### WHAT YOU ARE ASKED TO DO
Arrange everything from the start of the records down to and including the line that contains "y-tick-label: 11 <box>61 261 76 276</box>" as a Markdown table with the columns No. and Entry. Give each non-blank line its own row, numbered in order.

### TASK INPUTS
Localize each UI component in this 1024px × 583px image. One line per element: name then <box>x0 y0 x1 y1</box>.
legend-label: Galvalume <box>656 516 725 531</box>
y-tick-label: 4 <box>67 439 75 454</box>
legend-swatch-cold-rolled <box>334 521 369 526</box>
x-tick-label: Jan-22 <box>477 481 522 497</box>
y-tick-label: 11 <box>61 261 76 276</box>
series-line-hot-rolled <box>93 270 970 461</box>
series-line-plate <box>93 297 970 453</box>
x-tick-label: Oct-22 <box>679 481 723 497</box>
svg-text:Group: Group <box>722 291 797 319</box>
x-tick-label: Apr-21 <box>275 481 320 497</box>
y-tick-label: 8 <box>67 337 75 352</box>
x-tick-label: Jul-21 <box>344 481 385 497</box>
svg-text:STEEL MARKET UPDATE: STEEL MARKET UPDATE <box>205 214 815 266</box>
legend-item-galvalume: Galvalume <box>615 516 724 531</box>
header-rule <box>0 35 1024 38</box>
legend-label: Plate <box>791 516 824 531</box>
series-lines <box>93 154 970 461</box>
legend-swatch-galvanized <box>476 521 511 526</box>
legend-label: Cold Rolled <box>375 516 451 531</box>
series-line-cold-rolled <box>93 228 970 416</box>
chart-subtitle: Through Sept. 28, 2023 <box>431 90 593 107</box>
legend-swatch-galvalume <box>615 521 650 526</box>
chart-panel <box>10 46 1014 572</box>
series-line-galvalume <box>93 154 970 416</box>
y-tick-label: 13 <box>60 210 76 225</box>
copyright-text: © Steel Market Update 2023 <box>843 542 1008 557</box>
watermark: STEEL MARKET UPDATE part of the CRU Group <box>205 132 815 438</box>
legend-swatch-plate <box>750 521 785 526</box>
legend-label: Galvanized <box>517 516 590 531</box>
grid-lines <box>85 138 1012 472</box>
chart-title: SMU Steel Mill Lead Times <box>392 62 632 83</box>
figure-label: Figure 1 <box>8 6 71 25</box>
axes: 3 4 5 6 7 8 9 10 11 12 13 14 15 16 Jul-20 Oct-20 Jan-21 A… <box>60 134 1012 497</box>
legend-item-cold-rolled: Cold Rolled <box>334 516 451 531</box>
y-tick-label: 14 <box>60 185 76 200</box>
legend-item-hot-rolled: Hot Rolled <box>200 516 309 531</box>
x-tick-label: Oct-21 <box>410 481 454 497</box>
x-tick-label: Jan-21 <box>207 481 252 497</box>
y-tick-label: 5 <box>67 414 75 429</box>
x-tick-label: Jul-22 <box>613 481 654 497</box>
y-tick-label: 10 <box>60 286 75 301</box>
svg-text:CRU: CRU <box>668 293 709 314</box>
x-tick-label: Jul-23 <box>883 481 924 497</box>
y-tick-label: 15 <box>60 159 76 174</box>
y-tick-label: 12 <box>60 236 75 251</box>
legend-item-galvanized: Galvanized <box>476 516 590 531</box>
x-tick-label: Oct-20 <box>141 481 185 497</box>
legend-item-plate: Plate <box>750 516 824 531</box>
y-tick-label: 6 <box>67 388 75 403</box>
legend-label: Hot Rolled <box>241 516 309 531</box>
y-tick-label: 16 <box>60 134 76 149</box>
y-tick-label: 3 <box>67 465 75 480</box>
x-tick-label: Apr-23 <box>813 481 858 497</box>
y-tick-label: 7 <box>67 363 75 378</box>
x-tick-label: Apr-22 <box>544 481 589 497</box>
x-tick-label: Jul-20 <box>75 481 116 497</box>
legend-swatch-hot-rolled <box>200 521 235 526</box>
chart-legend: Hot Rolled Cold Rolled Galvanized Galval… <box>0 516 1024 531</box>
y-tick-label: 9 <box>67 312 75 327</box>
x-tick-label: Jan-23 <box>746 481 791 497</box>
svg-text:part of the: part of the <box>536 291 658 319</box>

### SOLUTION FOR THIS EXERCISE
| No. | Entry |
|---|---|
| 1 | Localize each UI component in this 1024px × 583px image. One line per element: name then <box>x0 y0 x1 y1</box>. |
| 2 | legend-label: Galvalume <box>656 516 725 531</box> |
| 3 | y-tick-label: 4 <box>67 439 75 454</box> |
| 4 | legend-swatch-cold-rolled <box>334 521 369 526</box> |
| 5 | x-tick-label: Jan-22 <box>477 481 522 497</box> |
| 6 | y-tick-label: 11 <box>61 261 76 276</box> |